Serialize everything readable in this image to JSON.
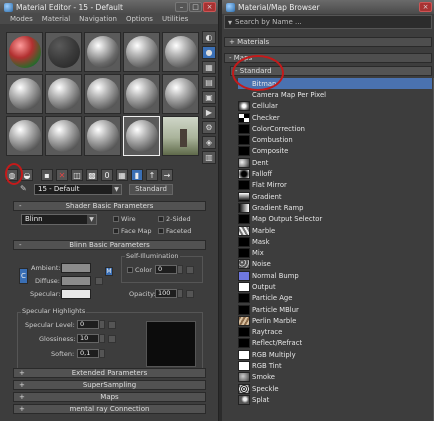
{
  "material_editor": {
    "title": "Material Editor - 15 - Default",
    "menu": [
      "Modes",
      "Material",
      "Navigation",
      "Options",
      "Utilities"
    ],
    "material_name": "15 - Default",
    "material_type": "Standard",
    "shader_params": {
      "header": "Shader Basic Parameters",
      "shader": "Blinn",
      "wire": "Wire",
      "two_sided": "2-Sided",
      "face_map": "Face Map",
      "faceted": "Faceted"
    },
    "blinn_params": {
      "header": "Blinn Basic Parameters",
      "ambient": "Ambient:",
      "diffuse": "Diffuse:",
      "specular": "Specular:",
      "self_illum": "Self-Illumination",
      "color_label": "Color",
      "color_value": "0",
      "opacity_label": "Opacity:",
      "opacity_value": "100",
      "lock_label": "C",
      "link_label": "M"
    },
    "spec_highlights": {
      "header": "Specular Highlights",
      "level_label": "Specular Level:",
      "level_value": "0",
      "gloss_label": "Glossiness:",
      "gloss_value": "10",
      "soften_label": "Soften:",
      "soften_value": "0,1"
    },
    "rollouts": [
      "Extended Parameters",
      "SuperSampling",
      "Maps",
      "mental ray Connection"
    ]
  },
  "browser": {
    "title": "Material/Map Browser",
    "search_placeholder": "Search by Name ...",
    "materials_header": "+ Materials",
    "maps_header": "- Maps",
    "standard_header": "- Standard",
    "maps": [
      "Bitmap",
      "Camera Map Per Pixel",
      "Cellular",
      "Checker",
      "ColorCorrection",
      "Combustion",
      "Composite",
      "Dent",
      "Falloff",
      "Flat Mirror",
      "Gradient",
      "Gradient Ramp",
      "Map Output Selector",
      "Marble",
      "Mask",
      "Mix",
      "Noise",
      "Normal Bump",
      "Output",
      "Particle Age",
      "Particle MBlur",
      "Perlin Marble",
      "Raytrace",
      "Reflect/Refract",
      "RGB Multiply",
      "RGB Tint",
      "Smoke",
      "Speckle",
      "Splat"
    ]
  }
}
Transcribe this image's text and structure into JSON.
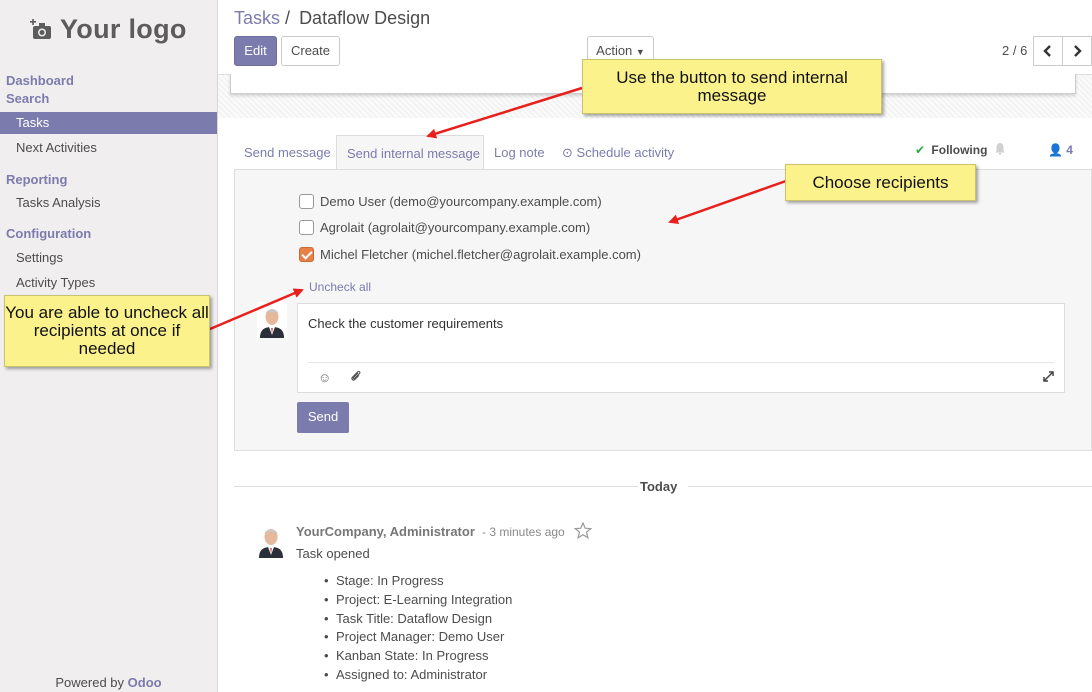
{
  "sidebar": {
    "logo_text": "Your logo",
    "sections": {
      "dashboard": "Dashboard",
      "search": "Search",
      "reporting": "Reporting",
      "configuration": "Configuration"
    },
    "items": {
      "tasks": "Tasks",
      "next_activities": "Next Activities",
      "tasks_analysis": "Tasks Analysis",
      "settings": "Settings",
      "activity_types": "Activity Types"
    },
    "active_item": "tasks",
    "powered_by": "Powered by",
    "powered_brand": "Odoo"
  },
  "header": {
    "breadcrumb_parent": "Tasks",
    "breadcrumb_sep": "/",
    "breadcrumb_current": "Dataflow Design",
    "edit_label": "Edit",
    "create_label": "Create",
    "action_label": "Action",
    "pager": "2 / 6"
  },
  "chatter": {
    "tabs": {
      "send_message": "Send message",
      "send_internal": "Send internal message",
      "log_note": "Log note",
      "schedule_activity": "Schedule activity"
    },
    "active_tab": "send_internal",
    "following_label": "Following",
    "followers_count": "4"
  },
  "composer": {
    "recipients": [
      {
        "label": "Demo User (demo@yourcompany.example.com)",
        "checked": false
      },
      {
        "label": "Agrolait (agrolait@yourcompany.example.com)",
        "checked": false
      },
      {
        "label": "Michel Fletcher (michel.fletcher@agrolait.example.com)",
        "checked": true
      }
    ],
    "uncheck_all": "Uncheck all",
    "message_text": "Check the customer requirements",
    "send_label": "Send"
  },
  "thread": {
    "date_separator": "Today",
    "author": "YourCompany, Administrator",
    "time": "- 3 minutes ago",
    "body": "Task opened",
    "tracking": [
      "Stage: In Progress",
      "Project: E-Learning Integration",
      "Task Title: Dataflow Design",
      "Project Manager: Demo User",
      "Kanban State: In Progress",
      "Assigned to: Administrator"
    ]
  },
  "callouts": {
    "internal_message": "Use the button to send internal message",
    "recipients": "Choose recipients",
    "uncheck": "You are able to uncheck all recipients at once if needed"
  },
  "colors": {
    "brand": "#7c7bad",
    "callout_bg": "#fbf28c",
    "arrow": "#e8201c",
    "checkbox_checked": "#e8804a"
  }
}
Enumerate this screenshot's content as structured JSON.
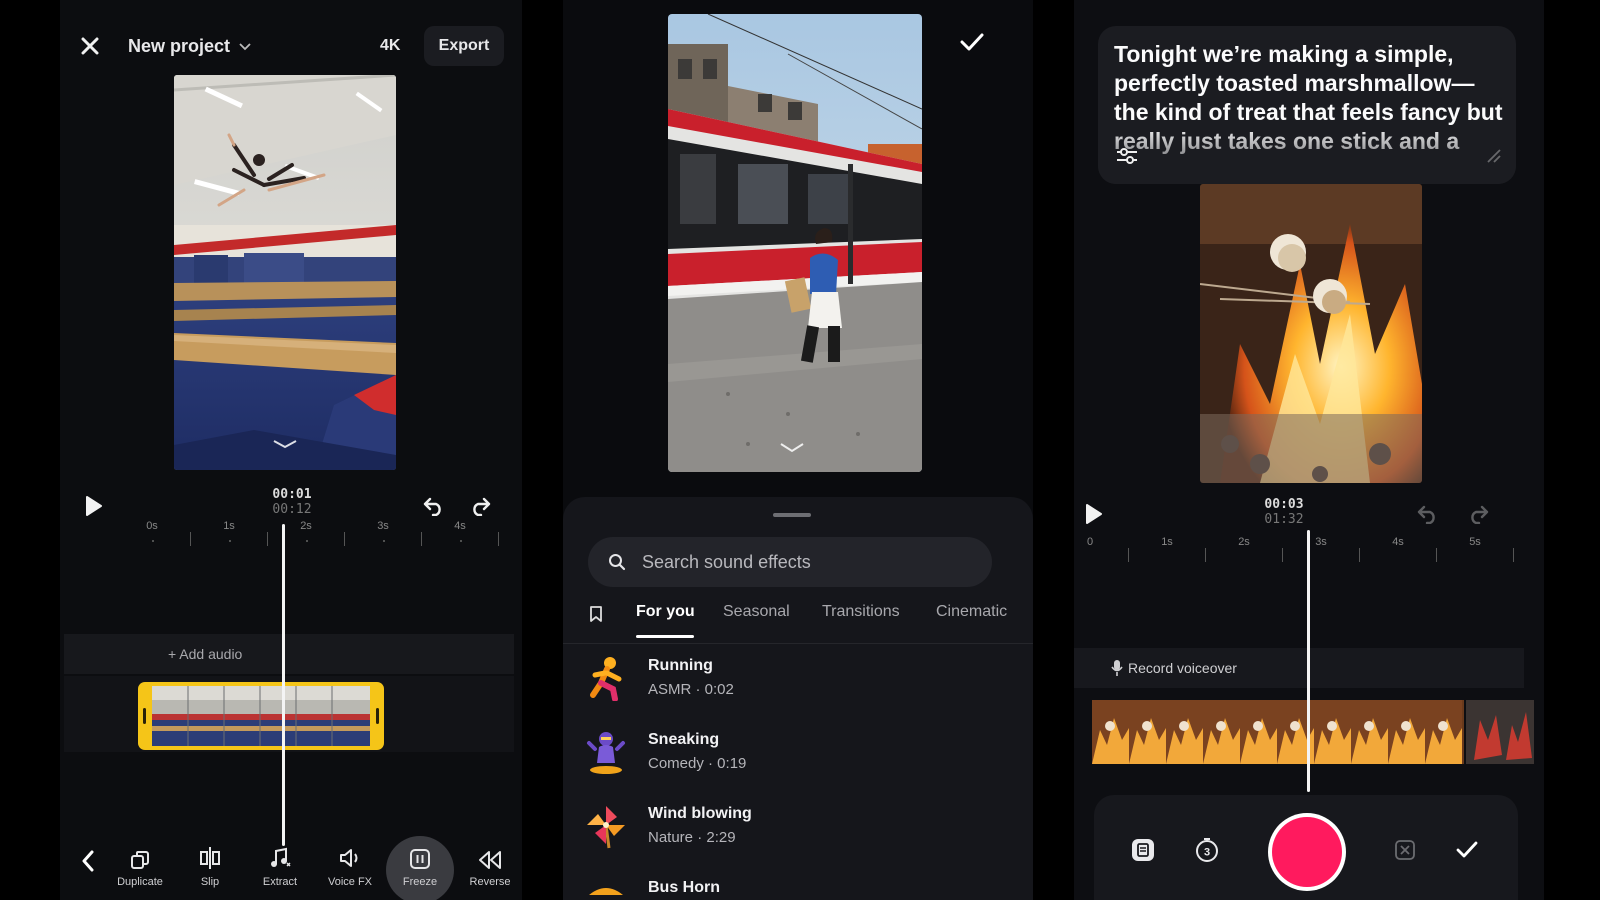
{
  "editor": {
    "close_icon": "close-icon",
    "project_title": "New project",
    "resolution": "4K",
    "export_label": "Export",
    "time_current": "00:01",
    "time_total": "00:12",
    "ruler_labels": [
      "0s",
      "1s",
      "2s",
      "3s",
      "4s"
    ],
    "add_audio_label": "+ Add audio",
    "toolbar": [
      {
        "label": "Duplicate",
        "icon": "duplicate-icon"
      },
      {
        "label": "Slip",
        "icon": "slip-icon"
      },
      {
        "label": "Extract",
        "icon": "extract-audio-icon"
      },
      {
        "label": "Voice FX",
        "icon": "voice-fx-icon"
      },
      {
        "label": "Freeze",
        "icon": "freeze-icon"
      },
      {
        "label": "Reverse",
        "icon": "reverse-icon"
      }
    ]
  },
  "sound_effects": {
    "search_placeholder": "Search sound effects",
    "tabs": [
      "For you",
      "Seasonal",
      "Transitions",
      "Cinematic"
    ],
    "active_tab": "For you",
    "items": [
      {
        "name": "Running",
        "meta": "ASMR · 0:02",
        "icon": "running-figure-icon"
      },
      {
        "name": "Sneaking",
        "meta": "Comedy · 0:19",
        "icon": "sneaking-figure-icon"
      },
      {
        "name": "Wind blowing",
        "meta": "Nature · 2:29",
        "icon": "pinwheel-icon"
      },
      {
        "name": "Bus Horn",
        "meta": "",
        "icon": "bus-icon"
      }
    ]
  },
  "voiceover": {
    "caption_text": "Tonight we’re making a simple, perfectly toasted marshmallow—the kind of treat that feels fancy but really just takes one stick and a",
    "time_current": "00:03",
    "time_total": "01:32",
    "ruler_labels": [
      "0",
      "1s",
      "2s",
      "3s",
      "4s",
      "5s"
    ],
    "record_voiceover_label": "Record voiceover",
    "record_color": "#ff1a5e"
  },
  "colors": {
    "clip_selection": "#f5c518",
    "background": "#0d0e12"
  }
}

■ Problem statement
Leave out the pictures and transcribe the entries above exactly.

■ Problem solution
Serialize everything readable in this image to JSON.
{
  "material_editor": {
    "title": "Material Editor - 15 - Default",
    "menu": [
      "Modes",
      "Material",
      "Navigation",
      "Options",
      "Utilities"
    ],
    "material_name": "15 - Default",
    "material_type": "Standard",
    "shader_params": {
      "header": "Shader Basic Parameters",
      "shader": "Blinn",
      "wire": "Wire",
      "two_sided": "2-Sided",
      "face_map": "Face Map",
      "faceted": "Faceted"
    },
    "blinn_params": {
      "header": "Blinn Basic Parameters",
      "ambient": "Ambient:",
      "diffuse": "Diffuse:",
      "specular": "Specular:",
      "self_illum": "Self-Illumination",
      "color_label": "Color",
      "color_value": "0",
      "opacity_label": "Opacity:",
      "opacity_value": "100",
      "lock_label": "C",
      "link_label": "M"
    },
    "spec_highlights": {
      "header": "Specular Highlights",
      "level_label": "Specular Level:",
      "level_value": "0",
      "gloss_label": "Glossiness:",
      "gloss_value": "10",
      "soften_label": "Soften:",
      "soften_value": "0,1"
    },
    "rollouts": [
      "Extended Parameters",
      "SuperSampling",
      "Maps",
      "mental ray Connection"
    ]
  },
  "browser": {
    "title": "Material/Map Browser",
    "search_placeholder": "Search by Name ...",
    "materials_header": "+ Materials",
    "maps_header": "- Maps",
    "standard_header": "- Standard",
    "maps": [
      "Bitmap",
      "Camera Map Per Pixel",
      "Cellular",
      "Checker",
      "ColorCorrection",
      "Combustion",
      "Composite",
      "Dent",
      "Falloff",
      "Flat Mirror",
      "Gradient",
      "Gradient Ramp",
      "Map Output Selector",
      "Marble",
      "Mask",
      "Mix",
      "Noise",
      "Normal Bump",
      "Output",
      "Particle Age",
      "Particle MBlur",
      "Perlin Marble",
      "Raytrace",
      "Reflect/Refract",
      "RGB Multiply",
      "RGB Tint",
      "Smoke",
      "Speckle",
      "Splat"
    ]
  }
}
Transcribe this image's text and structure into JSON.
{
  "sidebar": {
    "logo_text": "Your logo",
    "sections": {
      "dashboard": "Dashboard",
      "search": "Search",
      "reporting": "Reporting",
      "configuration": "Configuration"
    },
    "items": {
      "tasks": "Tasks",
      "next_activities": "Next Activities",
      "tasks_analysis": "Tasks Analysis",
      "settings": "Settings",
      "activity_types": "Activity Types"
    },
    "active_item": "tasks",
    "powered_by": "Powered by",
    "powered_brand": "Odoo"
  },
  "header": {
    "breadcrumb_parent": "Tasks",
    "breadcrumb_sep": "/",
    "breadcrumb_current": "Dataflow Design",
    "edit_label": "Edit",
    "create_label": "Create",
    "action_label": "Action",
    "pager": "2 / 6"
  },
  "chatter": {
    "tabs": {
      "send_message": "Send message",
      "send_internal": "Send internal message",
      "log_note": "Log note",
      "schedule_activity": "Schedule activity"
    },
    "active_tab": "send_internal",
    "following_label": "Following",
    "followers_count": "4"
  },
  "composer": {
    "recipients": [
      {
        "label": "Demo User (demo@yourcompany.example.com)",
        "checked": false
      },
      {
        "label": "Agrolait (agrolait@yourcompany.example.com)",
        "checked": false
      },
      {
        "label": "Michel Fletcher (michel.fletcher@agrolait.example.com)",
        "checked": true
      }
    ],
    "uncheck_all": "Uncheck all",
    "message_text": "Check the customer requirements",
    "send_label": "Send"
  },
  "thread": {
    "date_separator": "Today",
    "author": "YourCompany, Administrator",
    "time": "- 3 minutes ago",
    "body": "Task opened",
    "tracking": [
      "Stage: In Progress",
      "Project: E-Learning Integration",
      "Task Title: Dataflow Design",
      "Project Manager: Demo User",
      "Kanban State: In Progress",
      "Assigned to: Administrator"
    ]
  },
  "callouts": {
    "internal_message": "Use the button to send internal message",
    "recipients": "Choose recipients",
    "uncheck": "You are able to uncheck all recipients at once if needed"
  },
  "colors": {
    "brand": "#7c7bad",
    "callout_bg": "#fbf28c",
    "arrow": "#e8201c",
    "checkbox_checked": "#e8804a"
  }
}
Enumerate this screenshot's content as structured JSON.
{
  "editor": {
    "close_icon": "close-icon",
    "project_title": "New project",
    "resolution": "4K",
    "export_label": "Export",
    "time_current": "00:01",
    "time_total": "00:12",
    "ruler_labels": [
      "0s",
      "1s",
      "2s",
      "3s",
      "4s"
    ],
    "add_audio_label": "+ Add audio",
    "toolbar": [
      {
        "label": "Duplicate",
        "icon": "duplicate-icon"
      },
      {
        "label": "Slip",
        "icon": "slip-icon"
      },
      {
        "label": "Extract",
        "icon": "extract-audio-icon"
      },
      {
        "label": "Voice FX",
        "icon": "voice-fx-icon"
      },
      {
        "label": "Freeze",
        "icon": "freeze-icon"
      },
      {
        "label": "Reverse",
        "icon": "reverse-icon"
      }
    ]
  },
  "sound_effects": {
    "search_placeholder": "Search sound effects",
    "tabs": [
      "For you",
      "Seasonal",
      "Transitions",
      "Cinematic"
    ],
    "active_tab": "For you",
    "items": [
      {
        "name": "Running",
        "meta": "ASMR · 0:02",
        "icon": "running-figure-icon"
      },
      {
        "name": "Sneaking",
        "meta": "Comedy · 0:19",
        "icon": "sneaking-figure-icon"
      },
      {
        "name": "Wind blowing",
        "meta": "Nature · 2:29",
        "icon": "pinwheel-icon"
      },
      {
        "name": "Bus Horn",
        "meta": "",
        "icon": "bus-icon"
      }
    ]
  },
  "voiceover": {
    "caption_text": "Tonight we’re making a simple, perfectly toasted marshmallow—the kind of treat that feels fancy but really just takes one stick and a",
    "time_current": "00:03",
    "time_total": "01:32",
    "ruler_labels": [
      "0",
      "1s",
      "2s",
      "3s",
      "4s",
      "5s"
    ],
    "record_voiceover_label": "Record voiceover",
    "record_color": "#ff1a5e"
  },
  "colors": {
    "clip_selection": "#f5c518",
    "background": "#0d0e12"
  }
}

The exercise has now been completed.